* [Exercise]:
Look at the entries below and reproduce them exactly.

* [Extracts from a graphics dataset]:
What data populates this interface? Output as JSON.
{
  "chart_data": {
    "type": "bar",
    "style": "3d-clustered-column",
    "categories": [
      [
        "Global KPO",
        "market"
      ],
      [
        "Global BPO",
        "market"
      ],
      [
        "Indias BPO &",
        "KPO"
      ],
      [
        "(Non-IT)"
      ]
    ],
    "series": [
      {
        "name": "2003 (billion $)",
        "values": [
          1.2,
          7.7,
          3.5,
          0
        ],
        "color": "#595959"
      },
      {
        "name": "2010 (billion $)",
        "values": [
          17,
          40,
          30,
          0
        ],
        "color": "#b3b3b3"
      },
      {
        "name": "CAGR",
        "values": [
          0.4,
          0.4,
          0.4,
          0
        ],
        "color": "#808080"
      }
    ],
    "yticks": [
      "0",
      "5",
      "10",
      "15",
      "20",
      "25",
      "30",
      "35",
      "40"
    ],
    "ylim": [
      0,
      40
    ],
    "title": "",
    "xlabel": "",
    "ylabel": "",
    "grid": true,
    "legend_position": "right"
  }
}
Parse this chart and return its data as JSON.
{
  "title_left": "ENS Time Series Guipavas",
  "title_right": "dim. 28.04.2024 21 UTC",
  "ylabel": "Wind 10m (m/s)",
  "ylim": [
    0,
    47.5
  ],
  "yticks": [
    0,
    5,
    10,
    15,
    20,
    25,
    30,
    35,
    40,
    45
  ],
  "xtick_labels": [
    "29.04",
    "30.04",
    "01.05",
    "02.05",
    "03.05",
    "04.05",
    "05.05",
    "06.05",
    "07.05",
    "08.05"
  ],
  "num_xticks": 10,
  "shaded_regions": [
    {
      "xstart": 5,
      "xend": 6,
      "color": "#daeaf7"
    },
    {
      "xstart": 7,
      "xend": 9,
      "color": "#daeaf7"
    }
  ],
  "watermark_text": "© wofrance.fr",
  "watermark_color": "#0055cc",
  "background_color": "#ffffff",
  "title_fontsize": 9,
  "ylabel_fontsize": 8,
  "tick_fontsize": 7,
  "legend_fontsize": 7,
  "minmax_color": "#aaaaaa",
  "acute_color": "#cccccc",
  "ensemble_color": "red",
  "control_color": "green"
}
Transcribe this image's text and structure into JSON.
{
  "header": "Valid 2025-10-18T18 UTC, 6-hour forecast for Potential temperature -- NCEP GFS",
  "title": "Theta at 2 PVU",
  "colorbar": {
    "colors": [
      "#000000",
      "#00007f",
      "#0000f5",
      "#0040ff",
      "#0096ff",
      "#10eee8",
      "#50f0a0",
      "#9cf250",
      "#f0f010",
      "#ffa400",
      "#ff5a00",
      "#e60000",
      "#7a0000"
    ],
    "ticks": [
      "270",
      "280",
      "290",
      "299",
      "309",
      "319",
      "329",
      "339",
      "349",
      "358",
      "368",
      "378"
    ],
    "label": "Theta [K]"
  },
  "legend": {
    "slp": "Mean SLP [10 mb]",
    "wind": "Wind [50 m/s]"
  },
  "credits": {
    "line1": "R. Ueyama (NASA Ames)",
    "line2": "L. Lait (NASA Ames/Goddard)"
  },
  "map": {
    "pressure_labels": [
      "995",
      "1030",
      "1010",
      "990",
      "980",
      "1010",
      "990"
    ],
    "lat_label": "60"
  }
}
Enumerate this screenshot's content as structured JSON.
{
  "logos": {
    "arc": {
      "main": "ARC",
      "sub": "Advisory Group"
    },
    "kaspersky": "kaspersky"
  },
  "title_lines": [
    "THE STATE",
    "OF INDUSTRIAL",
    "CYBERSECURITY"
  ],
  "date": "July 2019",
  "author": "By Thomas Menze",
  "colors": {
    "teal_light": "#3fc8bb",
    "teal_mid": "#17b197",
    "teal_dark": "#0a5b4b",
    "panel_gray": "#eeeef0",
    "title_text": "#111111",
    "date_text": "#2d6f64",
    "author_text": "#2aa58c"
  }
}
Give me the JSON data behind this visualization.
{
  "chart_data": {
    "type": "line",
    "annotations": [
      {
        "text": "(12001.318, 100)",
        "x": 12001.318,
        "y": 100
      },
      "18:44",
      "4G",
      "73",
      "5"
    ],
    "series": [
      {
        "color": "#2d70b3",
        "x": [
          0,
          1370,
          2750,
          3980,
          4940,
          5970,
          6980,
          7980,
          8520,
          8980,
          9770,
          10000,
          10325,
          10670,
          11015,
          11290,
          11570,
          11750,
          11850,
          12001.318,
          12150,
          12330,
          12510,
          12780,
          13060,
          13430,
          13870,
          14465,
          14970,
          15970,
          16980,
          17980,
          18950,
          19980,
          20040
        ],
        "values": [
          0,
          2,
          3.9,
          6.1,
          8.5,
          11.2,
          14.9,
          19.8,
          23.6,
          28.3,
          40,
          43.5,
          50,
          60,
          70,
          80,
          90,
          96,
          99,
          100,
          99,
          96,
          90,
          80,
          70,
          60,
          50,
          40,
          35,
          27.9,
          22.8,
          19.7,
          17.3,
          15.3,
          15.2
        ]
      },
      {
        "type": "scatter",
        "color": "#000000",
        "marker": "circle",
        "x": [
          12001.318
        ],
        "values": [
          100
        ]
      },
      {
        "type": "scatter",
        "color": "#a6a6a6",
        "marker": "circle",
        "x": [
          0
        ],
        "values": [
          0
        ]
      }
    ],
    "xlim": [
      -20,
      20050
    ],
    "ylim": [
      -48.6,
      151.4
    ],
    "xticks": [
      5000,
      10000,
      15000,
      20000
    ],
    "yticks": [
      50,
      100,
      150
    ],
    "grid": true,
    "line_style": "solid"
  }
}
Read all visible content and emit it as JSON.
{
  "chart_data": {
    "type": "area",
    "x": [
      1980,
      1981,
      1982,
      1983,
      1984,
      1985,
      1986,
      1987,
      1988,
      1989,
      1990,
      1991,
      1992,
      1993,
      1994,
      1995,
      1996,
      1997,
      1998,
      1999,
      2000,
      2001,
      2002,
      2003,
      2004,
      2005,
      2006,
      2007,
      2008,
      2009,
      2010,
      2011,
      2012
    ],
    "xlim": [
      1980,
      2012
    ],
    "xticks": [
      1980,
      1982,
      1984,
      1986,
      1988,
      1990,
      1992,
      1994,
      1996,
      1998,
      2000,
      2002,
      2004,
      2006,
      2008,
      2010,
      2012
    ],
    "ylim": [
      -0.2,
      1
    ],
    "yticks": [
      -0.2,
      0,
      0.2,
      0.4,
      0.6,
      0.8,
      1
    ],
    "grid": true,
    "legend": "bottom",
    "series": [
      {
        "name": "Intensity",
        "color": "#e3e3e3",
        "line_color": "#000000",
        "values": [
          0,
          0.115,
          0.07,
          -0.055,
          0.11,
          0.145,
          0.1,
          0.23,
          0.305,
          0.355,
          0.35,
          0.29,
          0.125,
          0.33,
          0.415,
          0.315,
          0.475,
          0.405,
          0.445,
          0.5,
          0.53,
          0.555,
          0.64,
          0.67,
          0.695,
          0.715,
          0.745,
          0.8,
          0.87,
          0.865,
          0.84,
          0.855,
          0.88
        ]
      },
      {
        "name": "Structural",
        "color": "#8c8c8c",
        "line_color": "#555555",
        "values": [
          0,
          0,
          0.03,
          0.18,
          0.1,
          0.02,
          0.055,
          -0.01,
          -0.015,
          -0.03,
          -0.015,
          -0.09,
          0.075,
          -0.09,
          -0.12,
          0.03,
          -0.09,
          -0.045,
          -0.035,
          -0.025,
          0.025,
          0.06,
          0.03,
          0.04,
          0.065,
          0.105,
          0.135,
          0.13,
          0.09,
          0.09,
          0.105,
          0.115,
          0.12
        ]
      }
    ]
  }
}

* [Correct answer]:
What data populates this interface? Output as JSON.
{
  "chart_data": {
    "type": "bar",
    "style": "3d-clustered-column",
    "categories": [
      [
        "Global KPO",
        "market"
      ],
      [
        "Global BPO",
        "market"
      ],
      [
        "Indias BPO &",
        "KPO"
      ],
      [
        "(Non-IT)"
      ]
    ],
    "series": [
      {
        "name": "2003 (billion $)",
        "values": [
          1.2,
          7.7,
          3.5,
          0
        ],
        "color": "#595959"
      },
      {
        "name": "2010 (billion $)",
        "values": [
          17,
          40,
          30,
          0
        ],
        "color": "#b3b3b3"
      },
      {
        "name": "CAGR",
        "values": [
          0.4,
          0.4,
          0.4,
          0
        ],
        "color": "#808080"
      }
    ],
    "yticks": [
      "0",
      "5",
      "10",
      "15",
      "20",
      "25",
      "30",
      "35",
      "40"
    ],
    "ylim": [
      0,
      40
    ],
    "title": "",
    "xlabel": "",
    "ylabel": "",
    "grid": true,
    "legend_position": "right"
  }
}
Parse this chart and return its data as JSON.
{
  "title_left": "ENS Time Series Guipavas",
  "title_right": "dim. 28.04.2024 21 UTC",
  "ylabel": "Wind 10m (m/s)",
  "ylim": [
    0,
    47.5
  ],
  "yticks": [
    0,
    5,
    10,
    15,
    20,
    25,
    30,
    35,
    40,
    45
  ],
  "xtick_labels": [
    "29.04",
    "30.04",
    "01.05",
    "02.05",
    "03.05",
    "04.05",
    "05.05",
    "06.05",
    "07.05",
    "08.05"
  ],
  "num_xticks": 10,
  "shaded_regions": [
    {
      "xstart": 5,
      "xend": 6,
      "color": "#daeaf7"
    },
    {
      "xstart": 7,
      "xend": 9,
      "color": "#daeaf7"
    }
  ],
  "watermark_text": "© wofrance.fr",
  "watermark_color": "#0055cc",
  "background_color": "#ffffff",
  "title_fontsize": 9,
  "ylabel_fontsize": 8,
  "tick_fontsize": 7,
  "legend_fontsize": 7,
  "minmax_color": "#aaaaaa",
  "acute_color": "#cccccc",
  "ensemble_color": "red",
  "control_color": "green"
}
Transcribe this image's text and structure into JSON.
{
  "header": "Valid 2025-10-18T18 UTC, 6-hour forecast for Potential temperature -- NCEP GFS",
  "title": "Theta at 2 PVU",
  "colorbar": {
    "colors": [
      "#000000",
      "#00007f",
      "#0000f5",
      "#0040ff",
      "#0096ff",
      "#10eee8",
      "#50f0a0",
      "#9cf250",
      "#f0f010",
      "#ffa400",
      "#ff5a00",
      "#e60000",
      "#7a0000"
    ],
    "ticks": [
      "270",
      "280",
      "290",
      "299",
      "309",
      "319",
      "329",
      "339",
      "349",
      "358",
      "368",
      "378"
    ],
    "label": "Theta [K]"
  },
  "legend": {
    "slp": "Mean SLP [10 mb]",
    "wind": "Wind [50 m/s]"
  },
  "credits": {
    "line1": "R. Ueyama (NASA Ames)",
    "line2": "L. Lait (NASA Ames/Goddard)"
  },
  "map": {
    "pressure_labels": [
      "995",
      "1030",
      "1010",
      "990",
      "980",
      "1010",
      "990"
    ],
    "lat_label": "60"
  }
}
Enumerate this screenshot's content as structured JSON.
{
  "logos": {
    "arc": {
      "main": "ARC",
      "sub": "Advisory Group"
    },
    "kaspersky": "kaspersky"
  },
  "title_lines": [
    "THE STATE",
    "OF INDUSTRIAL",
    "CYBERSECURITY"
  ],
  "date": "July 2019",
  "author": "By Thomas Menze",
  "colors": {
    "teal_light": "#3fc8bb",
    "teal_mid": "#17b197",
    "teal_dark": "#0a5b4b",
    "panel_gray": "#eeeef0",
    "title_text": "#111111",
    "date_text": "#2d6f64",
    "author_text": "#2aa58c"
  }
}
Give me the JSON data behind this visualization.
{
  "chart_data": {
    "type": "line",
    "annotations": [
      {
        "text": "(12001.318, 100)",
        "x": 12001.318,
        "y": 100
      },
      "18:44",
      "4G",
      "73",
      "5"
    ],
    "series": [
      {
        "color": "#2d70b3",
        "x": [
          0,
          1370,
          2750,
          3980,
          4940,
          5970,
          6980,
          7980,
          8520,
          8980,
          9770,
          10000,
          10325,
          10670,
          11015,
          11290,
          11570,
          11750,
          11850,
          12001.318,
          12150,
          12330,
          12510,
          12780,
          13060,
          13430,
          13870,
          14465,
          14970,
          15970,
          16980,
          17980,
          18950,
          19980,
          20040
        ],
        "values": [
          0,
          2,
          3.9,
          6.1,
          8.5,
          11.2,
          14.9,
          19.8,
          23.6,
          28.3,
          40,
          43.5,
          50,
          60,
          70,
          80,
          90,
          96,
          99,
          100,
          99,
          96,
          90,
          80,
          70,
          60,
          50,
          40,
          35,
          27.9,
          22.8,
          19.7,
          17.3,
          15.3,
          15.2
        ]
      },
      {
        "type": "scatter",
        "color": "#000000",
        "marker": "circle",
        "x": [
          12001.318
        ],
        "values": [
          100
        ]
      },
      {
        "type": "scatter",
        "color": "#a6a6a6",
        "marker": "circle",
        "x": [
          0
        ],
        "values": [
          0
        ]
      }
    ],
    "xlim": [
      -20,
      20050
    ],
    "ylim": [
      -48.6,
      151.4
    ],
    "xticks": [
      5000,
      10000,
      15000,
      20000
    ],
    "yticks": [
      50,
      100,
      150
    ],
    "grid": true,
    "line_style": "solid"
  }
}
Read all visible content and emit it as JSON.
{
  "chart_data": {
    "type": "area",
    "x": [
      1980,
      1981,
      1982,
      1983,
      1984,
      1985,
      1986,
      1987,
      1988,
      1989,
      1990,
      1991,
      1992,
      1993,
      1994,
      1995,
      1996,
      1997,
      1998,
      1999,
      2000,
      2001,
      2002,
      2003,
      2004,
      2005,
      2006,
      2007,
      2008,
      2009,
      2010,
      2011,
      2012
    ],
    "xlim": [
      1980,
      2012
    ],
    "xticks": [
      1980,
      1982,
      1984,
      1986,
      1988,
      1990,
      1992,
      1994,
      1996,
      1998,
      2000,
      2002,
      2004,
      2006,
      2008,
      2010,
      2012
    ],
    "ylim": [
      -0.2,
      1
    ],
    "yticks": [
      -0.2,
      0,
      0.2,
      0.4,
      0.6,
      0.8,
      1
    ],
    "grid": true,
    "legend": "bottom",
    "series": [
      {
        "name": "Intensity",
        "color": "#e3e3e3",
        "line_color": "#000000",
        "values": [
          0,
          0.115,
          0.07,
          -0.055,
          0.11,
          0.145,
          0.1,
          0.23,
          0.305,
          0.355,
          0.35,
          0.29,
          0.125,
          0.33,
          0.415,
          0.315,
          0.475,
          0.405,
          0.445,
          0.5,
          0.53,
          0.555,
          0.64,
          0.67,
          0.695,
          0.715,
          0.745,
          0.8,
          0.87,
          0.865,
          0.84,
          0.855,
          0.88
        ]
      },
      {
        "name": "Structural",
        "color": "#8c8c8c",
        "line_color": "#555555",
        "values": [
          0,
          0,
          0.03,
          0.18,
          0.1,
          0.02,
          0.055,
          -0.01,
          -0.015,
          -0.03,
          -0.015,
          -0.09,
          0.075,
          -0.09,
          -0.12,
          0.03,
          -0.09,
          -0.045,
          -0.035,
          -0.025,
          0.025,
          0.06,
          0.03,
          0.04,
          0.065,
          0.105,
          0.135,
          0.13,
          0.09,
          0.09,
          0.105,
          0.115,
          0.12
        ]
      }
    ]
  }
}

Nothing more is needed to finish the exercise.